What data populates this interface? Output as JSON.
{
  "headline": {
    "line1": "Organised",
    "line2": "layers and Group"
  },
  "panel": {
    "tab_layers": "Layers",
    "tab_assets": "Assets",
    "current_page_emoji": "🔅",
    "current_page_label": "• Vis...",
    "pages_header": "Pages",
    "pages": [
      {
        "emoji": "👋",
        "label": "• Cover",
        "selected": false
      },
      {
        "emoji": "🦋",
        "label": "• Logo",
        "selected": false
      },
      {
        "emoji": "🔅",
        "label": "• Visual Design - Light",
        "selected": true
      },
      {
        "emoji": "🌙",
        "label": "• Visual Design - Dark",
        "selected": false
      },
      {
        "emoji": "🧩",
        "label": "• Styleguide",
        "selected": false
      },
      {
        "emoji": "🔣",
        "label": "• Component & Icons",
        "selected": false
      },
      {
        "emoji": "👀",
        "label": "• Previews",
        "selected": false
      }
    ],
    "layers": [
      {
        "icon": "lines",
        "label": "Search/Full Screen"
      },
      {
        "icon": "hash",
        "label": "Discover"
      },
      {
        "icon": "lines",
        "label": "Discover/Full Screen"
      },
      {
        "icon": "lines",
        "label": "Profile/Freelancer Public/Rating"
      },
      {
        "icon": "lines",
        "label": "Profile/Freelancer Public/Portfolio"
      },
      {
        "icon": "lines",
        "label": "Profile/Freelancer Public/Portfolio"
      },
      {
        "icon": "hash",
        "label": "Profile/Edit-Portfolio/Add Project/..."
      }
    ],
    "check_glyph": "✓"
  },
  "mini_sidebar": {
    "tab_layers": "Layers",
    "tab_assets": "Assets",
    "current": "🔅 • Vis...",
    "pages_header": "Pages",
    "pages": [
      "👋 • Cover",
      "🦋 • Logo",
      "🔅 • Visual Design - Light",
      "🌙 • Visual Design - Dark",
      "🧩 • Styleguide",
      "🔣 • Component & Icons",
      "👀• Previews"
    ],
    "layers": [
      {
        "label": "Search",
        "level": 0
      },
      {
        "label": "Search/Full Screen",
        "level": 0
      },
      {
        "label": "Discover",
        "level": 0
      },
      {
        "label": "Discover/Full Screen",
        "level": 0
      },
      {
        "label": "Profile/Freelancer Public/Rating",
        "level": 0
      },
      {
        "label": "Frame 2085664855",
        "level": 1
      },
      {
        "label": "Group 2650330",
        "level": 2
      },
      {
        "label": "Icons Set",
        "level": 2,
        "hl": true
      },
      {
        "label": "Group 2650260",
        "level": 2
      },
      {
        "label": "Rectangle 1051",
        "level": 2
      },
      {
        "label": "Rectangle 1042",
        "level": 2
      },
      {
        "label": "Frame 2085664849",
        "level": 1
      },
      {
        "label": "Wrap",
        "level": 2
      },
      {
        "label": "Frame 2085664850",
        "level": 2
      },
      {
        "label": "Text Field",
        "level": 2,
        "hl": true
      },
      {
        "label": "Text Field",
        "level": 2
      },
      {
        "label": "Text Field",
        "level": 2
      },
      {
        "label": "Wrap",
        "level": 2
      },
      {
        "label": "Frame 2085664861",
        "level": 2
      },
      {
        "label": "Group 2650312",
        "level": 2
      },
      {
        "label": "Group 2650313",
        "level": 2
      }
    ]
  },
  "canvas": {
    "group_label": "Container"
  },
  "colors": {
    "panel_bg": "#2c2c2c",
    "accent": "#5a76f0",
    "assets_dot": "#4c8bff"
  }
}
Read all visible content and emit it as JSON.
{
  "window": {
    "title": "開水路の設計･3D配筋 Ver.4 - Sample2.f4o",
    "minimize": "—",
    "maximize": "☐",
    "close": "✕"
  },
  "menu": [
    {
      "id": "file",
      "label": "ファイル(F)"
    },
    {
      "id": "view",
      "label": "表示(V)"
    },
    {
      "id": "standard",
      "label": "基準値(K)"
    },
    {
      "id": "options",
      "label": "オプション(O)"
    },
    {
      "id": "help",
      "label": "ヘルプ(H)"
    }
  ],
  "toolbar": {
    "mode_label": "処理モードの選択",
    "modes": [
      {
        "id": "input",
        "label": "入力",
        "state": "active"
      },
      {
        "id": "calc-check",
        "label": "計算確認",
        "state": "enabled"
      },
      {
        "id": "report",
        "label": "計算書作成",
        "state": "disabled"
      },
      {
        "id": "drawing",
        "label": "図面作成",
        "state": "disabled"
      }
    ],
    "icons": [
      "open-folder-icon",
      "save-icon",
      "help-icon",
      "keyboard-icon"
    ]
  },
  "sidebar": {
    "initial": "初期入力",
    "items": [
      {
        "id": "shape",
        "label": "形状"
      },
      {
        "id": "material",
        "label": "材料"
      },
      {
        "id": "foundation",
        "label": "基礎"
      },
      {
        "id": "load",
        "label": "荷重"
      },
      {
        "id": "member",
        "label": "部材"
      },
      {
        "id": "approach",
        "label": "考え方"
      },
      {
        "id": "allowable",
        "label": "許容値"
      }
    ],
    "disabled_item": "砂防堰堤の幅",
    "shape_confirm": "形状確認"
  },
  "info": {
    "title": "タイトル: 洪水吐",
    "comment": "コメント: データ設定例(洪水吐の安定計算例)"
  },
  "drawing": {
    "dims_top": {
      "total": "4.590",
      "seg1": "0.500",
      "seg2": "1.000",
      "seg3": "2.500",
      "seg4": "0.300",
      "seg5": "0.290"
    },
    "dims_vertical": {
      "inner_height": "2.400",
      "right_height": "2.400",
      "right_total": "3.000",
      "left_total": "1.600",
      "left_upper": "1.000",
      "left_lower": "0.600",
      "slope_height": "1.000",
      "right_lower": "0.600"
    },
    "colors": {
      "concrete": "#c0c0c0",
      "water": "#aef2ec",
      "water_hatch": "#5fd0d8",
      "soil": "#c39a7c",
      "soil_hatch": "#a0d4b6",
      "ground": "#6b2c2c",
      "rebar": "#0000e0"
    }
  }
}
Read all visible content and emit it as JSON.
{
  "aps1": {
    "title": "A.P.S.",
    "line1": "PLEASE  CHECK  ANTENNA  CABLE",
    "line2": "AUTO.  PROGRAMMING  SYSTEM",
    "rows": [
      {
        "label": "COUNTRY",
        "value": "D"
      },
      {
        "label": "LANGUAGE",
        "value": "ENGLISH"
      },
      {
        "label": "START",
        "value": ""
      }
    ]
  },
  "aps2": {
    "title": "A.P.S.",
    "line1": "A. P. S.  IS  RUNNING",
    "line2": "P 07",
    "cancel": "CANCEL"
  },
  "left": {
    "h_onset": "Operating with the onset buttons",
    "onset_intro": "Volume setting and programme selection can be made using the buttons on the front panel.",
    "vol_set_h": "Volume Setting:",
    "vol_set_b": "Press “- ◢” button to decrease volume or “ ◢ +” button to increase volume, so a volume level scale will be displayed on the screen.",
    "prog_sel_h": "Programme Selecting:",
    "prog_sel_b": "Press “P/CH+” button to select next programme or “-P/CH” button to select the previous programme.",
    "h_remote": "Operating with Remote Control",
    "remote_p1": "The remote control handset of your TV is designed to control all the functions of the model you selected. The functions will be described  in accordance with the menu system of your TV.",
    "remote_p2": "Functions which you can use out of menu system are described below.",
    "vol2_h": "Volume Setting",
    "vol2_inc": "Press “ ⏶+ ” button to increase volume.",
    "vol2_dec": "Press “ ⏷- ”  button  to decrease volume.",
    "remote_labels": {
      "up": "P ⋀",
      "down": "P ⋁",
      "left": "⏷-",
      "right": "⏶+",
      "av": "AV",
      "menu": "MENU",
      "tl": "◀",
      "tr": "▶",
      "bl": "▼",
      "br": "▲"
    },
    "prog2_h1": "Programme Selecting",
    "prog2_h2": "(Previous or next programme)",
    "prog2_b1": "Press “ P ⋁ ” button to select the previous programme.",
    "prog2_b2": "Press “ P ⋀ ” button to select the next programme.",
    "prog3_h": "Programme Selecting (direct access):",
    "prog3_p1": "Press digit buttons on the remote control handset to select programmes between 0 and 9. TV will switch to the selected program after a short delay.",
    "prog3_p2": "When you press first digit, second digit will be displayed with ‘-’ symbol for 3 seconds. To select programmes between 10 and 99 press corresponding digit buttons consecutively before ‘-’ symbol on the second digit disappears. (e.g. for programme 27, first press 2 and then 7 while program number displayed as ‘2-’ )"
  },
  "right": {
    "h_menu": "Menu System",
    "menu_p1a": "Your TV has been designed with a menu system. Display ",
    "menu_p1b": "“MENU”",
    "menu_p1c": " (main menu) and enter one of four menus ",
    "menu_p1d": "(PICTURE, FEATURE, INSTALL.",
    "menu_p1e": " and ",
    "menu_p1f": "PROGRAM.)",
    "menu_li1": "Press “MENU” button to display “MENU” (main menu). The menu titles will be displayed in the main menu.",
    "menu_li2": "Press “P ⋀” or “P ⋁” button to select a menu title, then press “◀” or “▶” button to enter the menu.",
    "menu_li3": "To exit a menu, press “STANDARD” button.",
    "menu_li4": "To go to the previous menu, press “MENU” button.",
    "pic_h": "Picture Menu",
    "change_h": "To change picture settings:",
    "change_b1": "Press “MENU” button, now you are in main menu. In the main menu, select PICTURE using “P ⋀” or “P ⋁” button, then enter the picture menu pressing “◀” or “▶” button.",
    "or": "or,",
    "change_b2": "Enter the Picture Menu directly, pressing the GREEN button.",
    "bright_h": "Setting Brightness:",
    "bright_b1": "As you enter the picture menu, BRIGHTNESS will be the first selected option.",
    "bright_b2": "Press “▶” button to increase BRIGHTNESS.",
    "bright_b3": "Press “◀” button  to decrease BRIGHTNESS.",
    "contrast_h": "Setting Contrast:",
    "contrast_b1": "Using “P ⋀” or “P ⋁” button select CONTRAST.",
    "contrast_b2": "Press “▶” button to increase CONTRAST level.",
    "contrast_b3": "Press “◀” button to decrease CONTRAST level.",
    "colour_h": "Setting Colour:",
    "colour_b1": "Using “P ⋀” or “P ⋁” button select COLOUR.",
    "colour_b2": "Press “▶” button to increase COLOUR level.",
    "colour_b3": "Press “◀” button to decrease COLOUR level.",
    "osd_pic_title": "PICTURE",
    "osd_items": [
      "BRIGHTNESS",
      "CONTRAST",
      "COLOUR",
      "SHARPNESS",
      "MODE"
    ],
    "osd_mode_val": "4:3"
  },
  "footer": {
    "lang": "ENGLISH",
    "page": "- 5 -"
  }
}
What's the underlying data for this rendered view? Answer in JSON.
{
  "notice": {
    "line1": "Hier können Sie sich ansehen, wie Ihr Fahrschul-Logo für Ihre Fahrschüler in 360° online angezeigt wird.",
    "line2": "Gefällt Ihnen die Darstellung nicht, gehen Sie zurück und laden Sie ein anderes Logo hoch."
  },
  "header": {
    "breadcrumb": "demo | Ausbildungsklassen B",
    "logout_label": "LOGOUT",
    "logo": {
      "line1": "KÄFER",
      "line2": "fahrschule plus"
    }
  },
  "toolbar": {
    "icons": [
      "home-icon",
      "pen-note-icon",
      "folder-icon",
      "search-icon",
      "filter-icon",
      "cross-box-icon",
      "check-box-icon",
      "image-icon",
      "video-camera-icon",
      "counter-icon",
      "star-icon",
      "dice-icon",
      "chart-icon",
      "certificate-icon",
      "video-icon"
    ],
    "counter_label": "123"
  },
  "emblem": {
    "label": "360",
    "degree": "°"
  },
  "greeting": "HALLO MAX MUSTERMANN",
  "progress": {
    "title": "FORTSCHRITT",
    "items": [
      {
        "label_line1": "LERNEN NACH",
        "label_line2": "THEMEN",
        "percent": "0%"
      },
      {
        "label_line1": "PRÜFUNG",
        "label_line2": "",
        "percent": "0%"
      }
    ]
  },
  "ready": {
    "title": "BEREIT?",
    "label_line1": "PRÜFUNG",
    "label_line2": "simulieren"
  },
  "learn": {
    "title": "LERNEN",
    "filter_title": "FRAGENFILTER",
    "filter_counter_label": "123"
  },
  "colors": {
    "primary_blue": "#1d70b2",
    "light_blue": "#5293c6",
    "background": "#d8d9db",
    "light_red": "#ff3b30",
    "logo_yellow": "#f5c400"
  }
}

• STATED GOAL:
Pick out each line in the material containing "Profile".

• WRITTEN SOLUTION:
        "label": "Profile/Freelancer Public/Rating"
        "label": "Profile/Freelancer Public/Portfolio"
        "label": "Profile/Freelancer Public/Portfolio"
        "label": "Profile/Edit-Portfolio/Add Project/..."
        "label": "Profile/Freelancer Public/Rating",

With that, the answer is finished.